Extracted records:
○ ○ ○

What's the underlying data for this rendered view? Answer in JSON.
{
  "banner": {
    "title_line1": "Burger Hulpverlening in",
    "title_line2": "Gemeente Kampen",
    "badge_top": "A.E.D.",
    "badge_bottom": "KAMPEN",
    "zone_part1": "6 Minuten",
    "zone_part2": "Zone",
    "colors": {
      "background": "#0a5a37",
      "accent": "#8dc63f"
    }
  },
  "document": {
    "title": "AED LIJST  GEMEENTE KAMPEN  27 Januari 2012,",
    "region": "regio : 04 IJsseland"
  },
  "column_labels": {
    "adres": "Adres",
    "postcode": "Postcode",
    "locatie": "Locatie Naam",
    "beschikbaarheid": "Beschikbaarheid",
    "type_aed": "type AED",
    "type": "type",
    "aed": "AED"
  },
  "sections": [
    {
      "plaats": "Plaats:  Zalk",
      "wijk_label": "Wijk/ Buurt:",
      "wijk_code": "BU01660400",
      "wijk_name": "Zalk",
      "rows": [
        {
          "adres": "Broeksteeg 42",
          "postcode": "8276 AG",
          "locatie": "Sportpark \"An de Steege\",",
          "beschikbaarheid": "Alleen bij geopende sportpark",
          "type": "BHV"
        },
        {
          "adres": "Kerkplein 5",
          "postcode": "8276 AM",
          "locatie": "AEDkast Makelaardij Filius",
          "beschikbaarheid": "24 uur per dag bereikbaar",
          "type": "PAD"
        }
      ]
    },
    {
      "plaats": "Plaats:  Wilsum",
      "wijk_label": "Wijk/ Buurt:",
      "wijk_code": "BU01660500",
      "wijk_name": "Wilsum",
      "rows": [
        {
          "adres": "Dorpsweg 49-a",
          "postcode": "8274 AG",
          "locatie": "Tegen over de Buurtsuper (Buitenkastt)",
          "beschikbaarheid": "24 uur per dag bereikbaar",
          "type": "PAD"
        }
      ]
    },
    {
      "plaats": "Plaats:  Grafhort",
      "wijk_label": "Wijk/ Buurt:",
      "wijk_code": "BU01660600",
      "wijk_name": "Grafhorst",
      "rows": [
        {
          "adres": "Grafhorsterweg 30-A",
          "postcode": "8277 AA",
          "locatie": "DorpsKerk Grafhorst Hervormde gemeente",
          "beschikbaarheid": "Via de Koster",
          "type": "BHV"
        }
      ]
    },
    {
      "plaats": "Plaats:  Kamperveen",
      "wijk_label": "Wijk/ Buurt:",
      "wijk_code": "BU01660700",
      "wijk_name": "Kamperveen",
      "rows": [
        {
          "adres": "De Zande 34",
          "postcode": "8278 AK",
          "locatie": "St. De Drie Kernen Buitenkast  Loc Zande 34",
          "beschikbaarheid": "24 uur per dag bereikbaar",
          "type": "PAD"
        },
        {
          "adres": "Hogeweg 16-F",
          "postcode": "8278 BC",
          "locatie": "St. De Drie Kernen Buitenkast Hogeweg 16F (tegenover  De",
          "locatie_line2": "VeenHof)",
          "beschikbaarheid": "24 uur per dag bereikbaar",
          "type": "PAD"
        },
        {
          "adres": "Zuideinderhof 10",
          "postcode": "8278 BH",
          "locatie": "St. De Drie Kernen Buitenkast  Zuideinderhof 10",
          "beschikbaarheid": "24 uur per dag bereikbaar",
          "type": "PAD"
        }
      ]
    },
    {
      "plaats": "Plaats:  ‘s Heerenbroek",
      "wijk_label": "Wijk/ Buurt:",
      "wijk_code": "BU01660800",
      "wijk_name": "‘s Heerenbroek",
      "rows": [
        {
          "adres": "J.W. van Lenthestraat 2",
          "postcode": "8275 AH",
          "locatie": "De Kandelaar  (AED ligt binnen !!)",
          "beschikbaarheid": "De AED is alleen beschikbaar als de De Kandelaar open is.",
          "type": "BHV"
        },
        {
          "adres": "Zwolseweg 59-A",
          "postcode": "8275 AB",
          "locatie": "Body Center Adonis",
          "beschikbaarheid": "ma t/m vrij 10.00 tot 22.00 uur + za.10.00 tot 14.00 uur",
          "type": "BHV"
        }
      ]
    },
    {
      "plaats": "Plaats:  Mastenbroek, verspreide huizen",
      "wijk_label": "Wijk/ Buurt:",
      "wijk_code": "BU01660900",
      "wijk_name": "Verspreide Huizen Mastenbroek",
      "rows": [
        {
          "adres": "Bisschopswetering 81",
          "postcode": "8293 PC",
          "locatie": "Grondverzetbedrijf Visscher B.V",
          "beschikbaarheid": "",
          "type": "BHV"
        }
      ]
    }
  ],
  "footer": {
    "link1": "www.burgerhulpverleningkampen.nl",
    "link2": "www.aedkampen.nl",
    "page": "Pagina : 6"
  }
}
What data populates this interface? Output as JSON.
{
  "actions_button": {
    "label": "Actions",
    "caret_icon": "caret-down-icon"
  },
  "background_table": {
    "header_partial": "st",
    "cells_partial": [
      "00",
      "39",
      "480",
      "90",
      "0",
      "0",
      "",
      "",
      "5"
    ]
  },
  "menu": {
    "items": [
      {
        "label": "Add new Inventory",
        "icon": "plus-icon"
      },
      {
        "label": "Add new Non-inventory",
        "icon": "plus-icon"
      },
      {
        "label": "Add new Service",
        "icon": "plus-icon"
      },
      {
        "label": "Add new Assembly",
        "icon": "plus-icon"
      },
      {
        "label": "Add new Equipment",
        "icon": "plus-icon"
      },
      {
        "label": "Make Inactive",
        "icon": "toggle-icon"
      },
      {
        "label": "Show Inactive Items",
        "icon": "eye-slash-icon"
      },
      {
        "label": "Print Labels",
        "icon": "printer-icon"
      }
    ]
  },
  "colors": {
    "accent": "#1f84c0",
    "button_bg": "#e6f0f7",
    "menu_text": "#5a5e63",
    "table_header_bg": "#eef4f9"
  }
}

○ ○ ○

# What to work on
Count each line of the entries that holds the word "Kandelaar", then state the total and nothing more.

# Response to this exercise
2